GOAL OF THE EXERCISE: What number of lines in the material contain the word "file"? Give that number alone.

RECORDS PROVIDED:
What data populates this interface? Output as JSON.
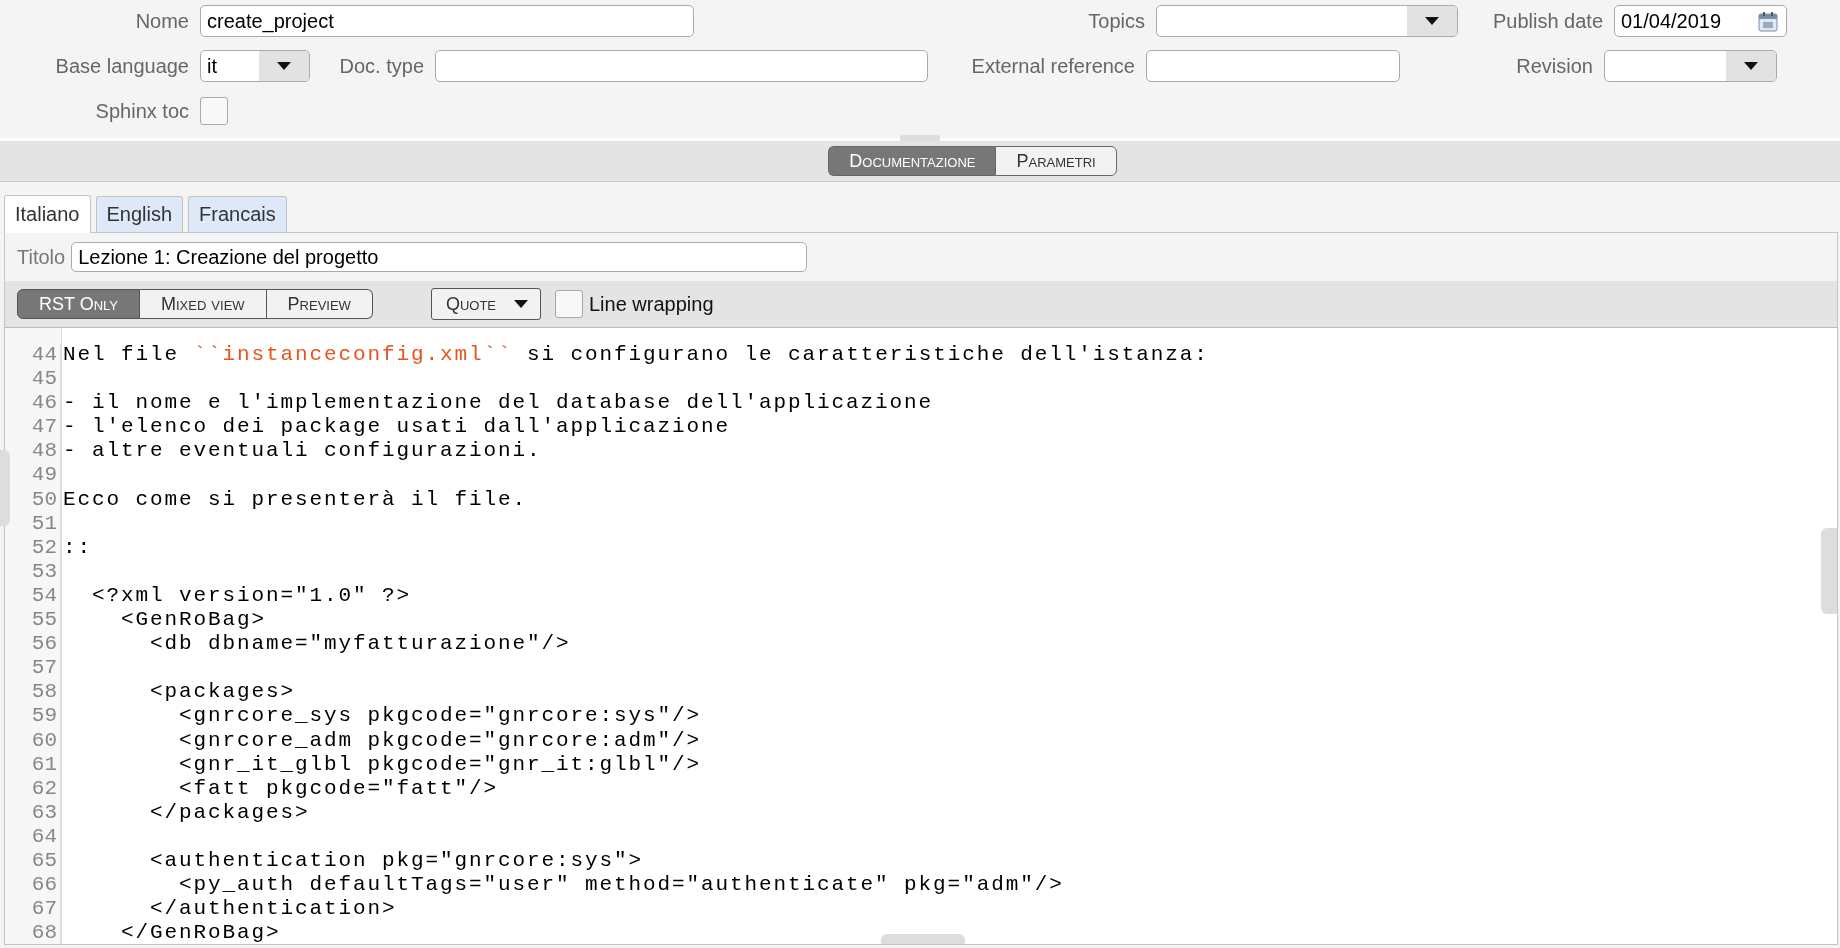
{
  "form": {
    "fields": [
      {
        "kind": "text",
        "label": "Nome",
        "value": "create_project"
      },
      {
        "kind": "select",
        "label": "Topics"
      },
      {
        "kind": "date",
        "label": "Publish date",
        "value": "01/04/2019"
      },
      {
        "kind": "select",
        "label": "Base language",
        "value": "it"
      },
      {
        "kind": "text",
        "label": "Doc. type"
      },
      {
        "kind": "text",
        "label": "External reference"
      },
      {
        "kind": "select",
        "label": "Revision"
      },
      {
        "kind": "checkbox",
        "label": "Sphinx toc",
        "checked": false
      }
    ]
  },
  "view_switch": [
    {
      "label": "Documentazione",
      "selected": true
    },
    {
      "label": "Parametri",
      "selected": false
    }
  ],
  "language_tabs": [
    {
      "label": "Italiano",
      "selected": true
    },
    {
      "label": "English",
      "selected": false
    },
    {
      "label": "Francais",
      "selected": false
    }
  ],
  "title_field": {
    "label": "Titolo",
    "value": "Lezione 1: Creazione del progetto"
  },
  "editor_modes": [
    {
      "label": "RST Only",
      "selected": true
    },
    {
      "label": "Mixed view",
      "selected": false
    },
    {
      "label": "Preview",
      "selected": false
    }
  ],
  "quote_menu": {
    "label": "Quote"
  },
  "line_wrapping": {
    "label": "Line wrapping",
    "checked": false
  },
  "editor": {
    "lines": [
      {
        "number": "44",
        "segments": [
          {
            "kind": "plain",
            "text": "Nel file "
          },
          {
            "kind": "literal",
            "text": "``instanceconfig.xml``"
          },
          {
            "kind": "plain",
            "text": " si configurano le caratteristiche dell'istanza:"
          }
        ]
      },
      {
        "number": "45"
      },
      {
        "number": "46",
        "text": "- il nome e l'implementazione del database dell'applicazione"
      },
      {
        "number": "47",
        "text": "- l'elenco dei package usati dall'applicazione"
      },
      {
        "number": "48",
        "text": "- altre eventuali configurazioni."
      },
      {
        "number": "49"
      },
      {
        "number": "50",
        "text": "Ecco come si presenterà il file."
      },
      {
        "number": "51"
      },
      {
        "number": "52",
        "text": "::"
      },
      {
        "number": "53"
      },
      {
        "number": "54",
        "text": "  <?xml version=\"1.0\" ?>"
      },
      {
        "number": "55",
        "text": "    <GenRoBag>"
      },
      {
        "number": "56",
        "text": "      <db dbname=\"myfatturazione\"/>"
      },
      {
        "number": "57"
      },
      {
        "number": "58",
        "text": "      <packages>"
      },
      {
        "number": "59",
        "text": "        <gnrcore_sys pkgcode=\"gnrcore:sys\"/>"
      },
      {
        "number": "60",
        "text": "        <gnrcore_adm pkgcode=\"gnrcore:adm\"/>"
      },
      {
        "number": "61",
        "text": "        <gnr_it_glbl pkgcode=\"gnr_it:glbl\"/>"
      },
      {
        "number": "62",
        "text": "        <fatt pkgcode=\"fatt\"/>"
      },
      {
        "number": "63",
        "text": "      </packages>"
      },
      {
        "number": "64"
      },
      {
        "number": "65",
        "text": "      <authentication pkg=\"gnrcore:sys\">"
      },
      {
        "number": "66",
        "text": "        <py_auth defaultTags=\"user\" method=\"authenticate\" pkg=\"adm\"/>"
      },
      {
        "number": "67",
        "text": "      </authentication>"
      },
      {
        "number": "68",
        "text": "    </GenRoBag>"
      }
    ]
  }
}
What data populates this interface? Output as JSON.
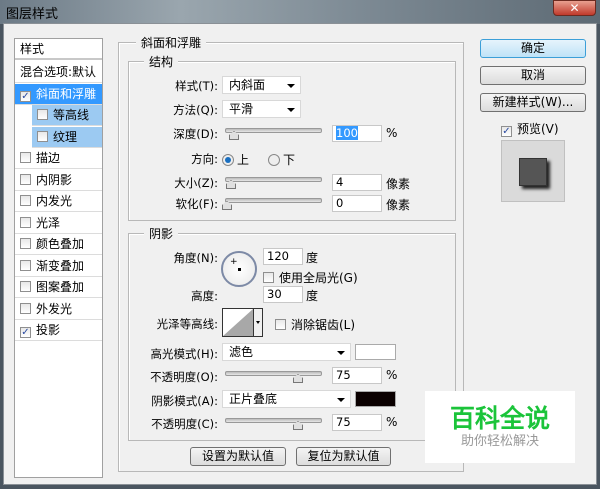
{
  "window": {
    "title": "图层样式",
    "close": "✕"
  },
  "sidebar": {
    "header": "样式",
    "items": [
      {
        "label": "混合选项:默认",
        "checkbox": false,
        "checked": false
      },
      {
        "label": "斜面和浮雕",
        "checkbox": true,
        "checked": true,
        "selected": true
      },
      {
        "label": "等高线",
        "checkbox": true,
        "checked": false,
        "sub": true
      },
      {
        "label": "纹理",
        "checkbox": true,
        "checked": false,
        "sub": true
      },
      {
        "label": "描边",
        "checkbox": true,
        "checked": false
      },
      {
        "label": "内阴影",
        "checkbox": true,
        "checked": false
      },
      {
        "label": "内发光",
        "checkbox": true,
        "checked": false
      },
      {
        "label": "光泽",
        "checkbox": true,
        "checked": false
      },
      {
        "label": "颜色叠加",
        "checkbox": true,
        "checked": false
      },
      {
        "label": "渐变叠加",
        "checkbox": true,
        "checked": false
      },
      {
        "label": "图案叠加",
        "checkbox": true,
        "checked": false
      },
      {
        "label": "外发光",
        "checkbox": true,
        "checked": false
      },
      {
        "label": "投影",
        "checkbox": true,
        "checked": true
      }
    ]
  },
  "main": {
    "title": "斜面和浮雕",
    "structure": {
      "title": "结构",
      "style_label": "样式(T):",
      "style_value": "内斜面",
      "method_label": "方法(Q):",
      "method_value": "平滑",
      "depth_label": "深度(D):",
      "depth_value": "100",
      "depth_unit": "%",
      "depth_fraction": 0.1,
      "direction_label": "方向:",
      "dir_up": "上",
      "dir_down": "下",
      "size_label": "大小(Z):",
      "size_value": "4",
      "size_unit": "像素",
      "size_fraction": 0.02,
      "soften_label": "软化(F):",
      "soften_value": "0",
      "soften_unit": "像素",
      "soften_fraction": 0
    },
    "shading": {
      "title": "阴影",
      "angle_label": "角度(N):",
      "angle_value": "120",
      "angle_unit": "度",
      "global_light": "使用全局光(G)",
      "altitude_label": "高度:",
      "altitude_value": "30",
      "altitude_unit": "度",
      "gloss_label": "光泽等高线:",
      "anti_alias": "消除锯齿(L)",
      "highlight_label": "高光模式(H):",
      "highlight_value": "滤色",
      "highlight_color": "#ffffff",
      "h_opacity_label": "不透明度(O):",
      "h_opacity_value": "75",
      "shadow_label": "阴影模式(A):",
      "shadow_value": "正片叠底",
      "shadow_color": "#0a0000",
      "s_opacity_label": "不透明度(C):",
      "s_opacity_value": "75",
      "percent": "%"
    },
    "make_default": "设置为默认值",
    "reset_default": "复位为默认值"
  },
  "right": {
    "ok": "确定",
    "cancel": "取消",
    "new_style": "新建样式(W)...",
    "preview": "预览(V)"
  },
  "watermark": {
    "brand": "百科全说",
    "slogan": "助你轻松解决"
  }
}
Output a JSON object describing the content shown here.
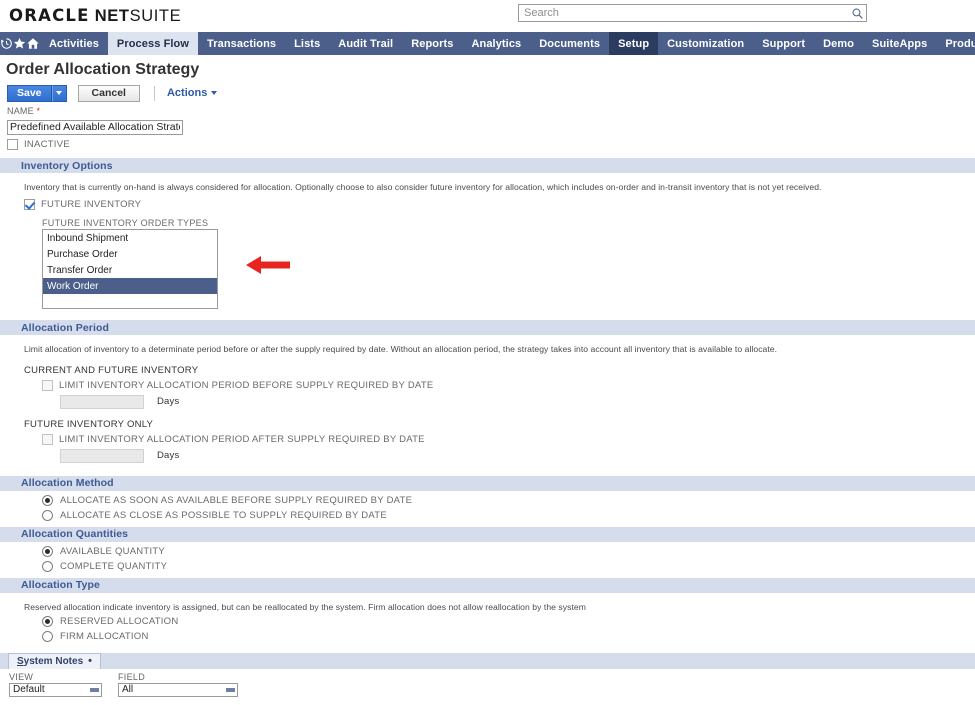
{
  "brand": {
    "oracle": "ORACLE",
    "net": " NET",
    "suite": "SUITE"
  },
  "search": {
    "placeholder": "Search",
    "value": "",
    "icon": "search-icon"
  },
  "nav": {
    "icons": [
      "history-icon",
      "star-icon",
      "home-icon"
    ],
    "items": [
      {
        "label": "Activities",
        "state": "normal"
      },
      {
        "label": "Process Flow",
        "state": "active"
      },
      {
        "label": "Transactions",
        "state": "normal"
      },
      {
        "label": "Lists",
        "state": "normal"
      },
      {
        "label": "Audit Trail",
        "state": "normal"
      },
      {
        "label": "Reports",
        "state": "normal"
      },
      {
        "label": "Analytics",
        "state": "normal"
      },
      {
        "label": "Documents",
        "state": "normal"
      },
      {
        "label": "Setup",
        "state": "highlight"
      },
      {
        "label": "Customization",
        "state": "normal"
      },
      {
        "label": "Support",
        "state": "normal"
      },
      {
        "label": "Demo",
        "state": "normal"
      },
      {
        "label": "SuiteApps",
        "state": "normal"
      },
      {
        "label": "Products",
        "state": "normal"
      }
    ]
  },
  "page": {
    "title": "Order Allocation Strategy"
  },
  "toolbar": {
    "save_label": "Save",
    "cancel_label": "Cancel",
    "actions_label": "Actions"
  },
  "name_field": {
    "label": "NAME",
    "required_marker": "*",
    "value": "Predefined Available Allocation Strategy"
  },
  "inactive": {
    "label": "INACTIVE",
    "checked": false
  },
  "inventory_options": {
    "title": "Inventory Options",
    "help": "Inventory that is currently on-hand is always considered for allocation. Optionally choose to also consider future inventory for allocation, which includes on-order and in-transit inventory that is not yet received.",
    "future_inventory": {
      "label": "FUTURE INVENTORY",
      "checked": true
    },
    "order_types": {
      "label": "FUTURE INVENTORY ORDER TYPES",
      "options": [
        {
          "label": "Inbound Shipment",
          "selected": false
        },
        {
          "label": "Purchase Order",
          "selected": false
        },
        {
          "label": "Transfer Order",
          "selected": false
        },
        {
          "label": "Work Order",
          "selected": true
        }
      ]
    },
    "annotation": {
      "type": "arrow-left",
      "color": "#e8241f",
      "points_to": "Work Order"
    }
  },
  "allocation_period": {
    "title": "Allocation Period",
    "help": "Limit allocation of inventory to a determinate period before or after the supply required by date. Without an allocation period, the strategy takes into account all inventory that is available to allocate.",
    "current_future_group": {
      "label": "CURRENT AND FUTURE INVENTORY",
      "checkbox_label": "LIMIT INVENTORY ALLOCATION PERIOD BEFORE SUPPLY REQUIRED BY DATE",
      "checked": false,
      "days_value": "",
      "days_unit": "Days"
    },
    "future_only_group": {
      "label": "FUTURE INVENTORY ONLY",
      "checkbox_label": "LIMIT INVENTORY ALLOCATION PERIOD AFTER SUPPLY REQUIRED BY DATE",
      "checked": false,
      "days_value": "",
      "days_unit": "Days"
    }
  },
  "allocation_method": {
    "title": "Allocation Method",
    "options": [
      {
        "label": "ALLOCATE AS SOON AS AVAILABLE BEFORE SUPPLY REQUIRED BY DATE",
        "selected": true
      },
      {
        "label": "ALLOCATE AS CLOSE AS POSSIBLE TO SUPPLY REQUIRED BY DATE",
        "selected": false
      }
    ]
  },
  "allocation_quantities": {
    "title": "Allocation Quantities",
    "options": [
      {
        "label": "AVAILABLE QUANTITY",
        "selected": true
      },
      {
        "label": "COMPLETE QUANTITY",
        "selected": false
      }
    ]
  },
  "allocation_type": {
    "title": "Allocation Type",
    "help": "Reserved allocation indicate inventory is assigned, but can be reallocated by the system. Firm allocation does not allow reallocation by the system",
    "options": [
      {
        "label": "RESERVED ALLOCATION",
        "selected": true
      },
      {
        "label": "FIRM ALLOCATION",
        "selected": false
      }
    ]
  },
  "system_notes": {
    "tab_label": "System Notes",
    "tab_marker": "•",
    "view": {
      "label": "VIEW",
      "value": "Default"
    },
    "field": {
      "label": "FIELD",
      "value": "All"
    }
  }
}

ANSWER TO THIS EXERCISE: 2